Entries provided:
□ □ □ □

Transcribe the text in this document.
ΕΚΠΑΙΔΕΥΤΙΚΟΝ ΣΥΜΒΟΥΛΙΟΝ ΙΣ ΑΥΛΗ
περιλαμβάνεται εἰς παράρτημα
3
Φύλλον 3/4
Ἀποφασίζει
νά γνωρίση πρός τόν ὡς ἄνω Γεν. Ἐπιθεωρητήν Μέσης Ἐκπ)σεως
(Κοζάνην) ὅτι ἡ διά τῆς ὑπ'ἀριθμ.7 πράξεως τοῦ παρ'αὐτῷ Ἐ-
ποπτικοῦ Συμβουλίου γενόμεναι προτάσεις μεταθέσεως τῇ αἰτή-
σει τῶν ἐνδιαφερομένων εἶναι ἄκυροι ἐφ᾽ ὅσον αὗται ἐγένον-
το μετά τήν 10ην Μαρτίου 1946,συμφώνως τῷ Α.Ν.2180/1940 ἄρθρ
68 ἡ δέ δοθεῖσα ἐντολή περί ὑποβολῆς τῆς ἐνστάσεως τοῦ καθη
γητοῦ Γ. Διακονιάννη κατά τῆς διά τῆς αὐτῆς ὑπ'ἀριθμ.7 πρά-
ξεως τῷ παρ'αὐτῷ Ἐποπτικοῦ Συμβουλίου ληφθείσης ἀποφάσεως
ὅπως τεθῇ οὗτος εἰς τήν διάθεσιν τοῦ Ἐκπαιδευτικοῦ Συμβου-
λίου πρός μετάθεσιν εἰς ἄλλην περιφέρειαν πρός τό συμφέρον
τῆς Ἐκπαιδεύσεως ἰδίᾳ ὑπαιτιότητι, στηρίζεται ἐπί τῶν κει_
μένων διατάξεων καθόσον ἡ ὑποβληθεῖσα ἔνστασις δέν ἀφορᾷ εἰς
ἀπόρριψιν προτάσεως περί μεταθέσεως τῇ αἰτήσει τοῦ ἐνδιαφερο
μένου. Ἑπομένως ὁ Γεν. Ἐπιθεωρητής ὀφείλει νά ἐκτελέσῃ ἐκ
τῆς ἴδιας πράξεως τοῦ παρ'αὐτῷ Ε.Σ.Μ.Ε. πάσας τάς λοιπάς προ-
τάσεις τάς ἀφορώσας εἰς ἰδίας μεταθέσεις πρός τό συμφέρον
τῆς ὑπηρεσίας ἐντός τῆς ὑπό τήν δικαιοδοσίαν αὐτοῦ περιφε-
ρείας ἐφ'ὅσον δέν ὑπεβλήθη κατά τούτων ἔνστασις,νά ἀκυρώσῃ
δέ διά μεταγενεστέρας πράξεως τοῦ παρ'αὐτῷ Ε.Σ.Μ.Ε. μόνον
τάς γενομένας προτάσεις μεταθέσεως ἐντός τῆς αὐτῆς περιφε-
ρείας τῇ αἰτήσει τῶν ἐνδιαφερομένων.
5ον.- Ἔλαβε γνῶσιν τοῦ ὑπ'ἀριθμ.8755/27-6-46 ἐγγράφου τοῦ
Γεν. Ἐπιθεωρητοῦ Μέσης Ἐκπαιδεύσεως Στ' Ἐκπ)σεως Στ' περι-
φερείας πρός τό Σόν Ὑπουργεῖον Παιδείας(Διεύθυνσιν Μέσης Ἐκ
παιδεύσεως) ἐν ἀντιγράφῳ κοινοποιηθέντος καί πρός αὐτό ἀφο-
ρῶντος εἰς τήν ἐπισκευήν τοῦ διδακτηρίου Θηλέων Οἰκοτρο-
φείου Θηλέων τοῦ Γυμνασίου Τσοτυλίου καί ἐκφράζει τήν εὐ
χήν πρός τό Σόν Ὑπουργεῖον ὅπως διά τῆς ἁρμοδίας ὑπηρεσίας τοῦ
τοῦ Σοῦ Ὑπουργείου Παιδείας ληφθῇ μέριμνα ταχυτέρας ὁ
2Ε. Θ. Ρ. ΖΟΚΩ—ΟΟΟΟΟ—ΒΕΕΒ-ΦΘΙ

□ □ □ □

Stated goal: In how many lines of the data does the string "Παιδείας" appear? Give only the number.

Response below: 2